▶ [SHORT PROBLEM]: Please reproduce the stretch from the start of the records through the line containing "comment-input[interactable] xyxy=(44,630,1036,788)", substituting "username" for "author-name" and leaving everything else unchanged.

▶ [LISTING]:

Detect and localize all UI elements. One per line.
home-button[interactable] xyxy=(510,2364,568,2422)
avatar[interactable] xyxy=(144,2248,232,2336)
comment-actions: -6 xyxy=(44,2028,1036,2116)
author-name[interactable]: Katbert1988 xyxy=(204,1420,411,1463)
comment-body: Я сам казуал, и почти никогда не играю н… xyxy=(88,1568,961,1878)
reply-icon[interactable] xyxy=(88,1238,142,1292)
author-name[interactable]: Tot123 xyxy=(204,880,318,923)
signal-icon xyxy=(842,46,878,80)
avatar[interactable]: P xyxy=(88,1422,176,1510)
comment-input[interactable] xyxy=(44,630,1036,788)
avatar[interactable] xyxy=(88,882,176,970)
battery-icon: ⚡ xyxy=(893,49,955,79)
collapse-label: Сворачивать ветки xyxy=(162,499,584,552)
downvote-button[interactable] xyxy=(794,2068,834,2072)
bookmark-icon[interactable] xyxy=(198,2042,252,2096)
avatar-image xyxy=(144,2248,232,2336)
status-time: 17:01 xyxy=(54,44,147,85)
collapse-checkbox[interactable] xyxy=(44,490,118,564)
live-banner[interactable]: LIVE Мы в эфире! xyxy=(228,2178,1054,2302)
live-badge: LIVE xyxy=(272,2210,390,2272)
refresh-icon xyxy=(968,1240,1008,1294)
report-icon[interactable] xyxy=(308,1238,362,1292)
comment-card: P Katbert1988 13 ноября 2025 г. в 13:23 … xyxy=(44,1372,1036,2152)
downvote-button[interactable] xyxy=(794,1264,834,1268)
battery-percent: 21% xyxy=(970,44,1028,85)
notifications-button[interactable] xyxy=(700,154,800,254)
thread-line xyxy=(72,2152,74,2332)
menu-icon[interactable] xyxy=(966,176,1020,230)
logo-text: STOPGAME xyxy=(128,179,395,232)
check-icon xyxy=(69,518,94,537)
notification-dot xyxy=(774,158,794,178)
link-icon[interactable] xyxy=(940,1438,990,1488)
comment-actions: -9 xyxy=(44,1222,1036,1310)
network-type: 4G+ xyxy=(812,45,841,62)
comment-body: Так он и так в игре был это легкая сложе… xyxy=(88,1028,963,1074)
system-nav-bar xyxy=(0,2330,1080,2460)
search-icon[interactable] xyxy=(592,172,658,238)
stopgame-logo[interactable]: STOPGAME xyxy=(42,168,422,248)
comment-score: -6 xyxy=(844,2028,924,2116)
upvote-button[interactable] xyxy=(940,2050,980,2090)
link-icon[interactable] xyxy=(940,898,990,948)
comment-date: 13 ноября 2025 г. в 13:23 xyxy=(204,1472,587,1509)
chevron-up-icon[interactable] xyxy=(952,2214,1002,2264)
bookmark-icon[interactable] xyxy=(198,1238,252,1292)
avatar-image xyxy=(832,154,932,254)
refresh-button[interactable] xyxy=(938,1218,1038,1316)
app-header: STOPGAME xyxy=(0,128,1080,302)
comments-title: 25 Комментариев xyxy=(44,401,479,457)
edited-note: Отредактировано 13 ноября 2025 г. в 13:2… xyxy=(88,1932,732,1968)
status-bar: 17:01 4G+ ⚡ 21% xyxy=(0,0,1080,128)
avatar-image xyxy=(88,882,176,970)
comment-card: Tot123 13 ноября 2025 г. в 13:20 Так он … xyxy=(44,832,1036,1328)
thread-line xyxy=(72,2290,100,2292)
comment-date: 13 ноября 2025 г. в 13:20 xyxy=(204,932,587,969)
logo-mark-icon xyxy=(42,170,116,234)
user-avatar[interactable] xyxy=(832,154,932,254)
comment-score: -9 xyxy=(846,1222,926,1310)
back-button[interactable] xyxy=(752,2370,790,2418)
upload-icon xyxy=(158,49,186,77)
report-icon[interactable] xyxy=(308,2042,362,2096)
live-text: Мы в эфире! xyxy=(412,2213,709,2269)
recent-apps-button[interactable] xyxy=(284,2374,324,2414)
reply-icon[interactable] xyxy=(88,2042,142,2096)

▶ [RESPONSE TO THE EXERCISE]:
Detect and localize all UI elements. One per line.
home-button[interactable] xyxy=(510,2364,568,2422)
avatar[interactable] xyxy=(144,2248,232,2336)
comment-actions: -6 xyxy=(44,2028,1036,2116)
username[interactable]: Katbert1988 xyxy=(204,1420,411,1463)
comment-body: Я сам казуал, и почти никогда не играю н… xyxy=(88,1568,961,1878)
reply-icon[interactable] xyxy=(88,1238,142,1292)
username[interactable]: Tot123 xyxy=(204,880,318,923)
signal-icon xyxy=(842,46,878,80)
avatar[interactable]: P xyxy=(88,1422,176,1510)
comment-input[interactable] xyxy=(44,630,1036,788)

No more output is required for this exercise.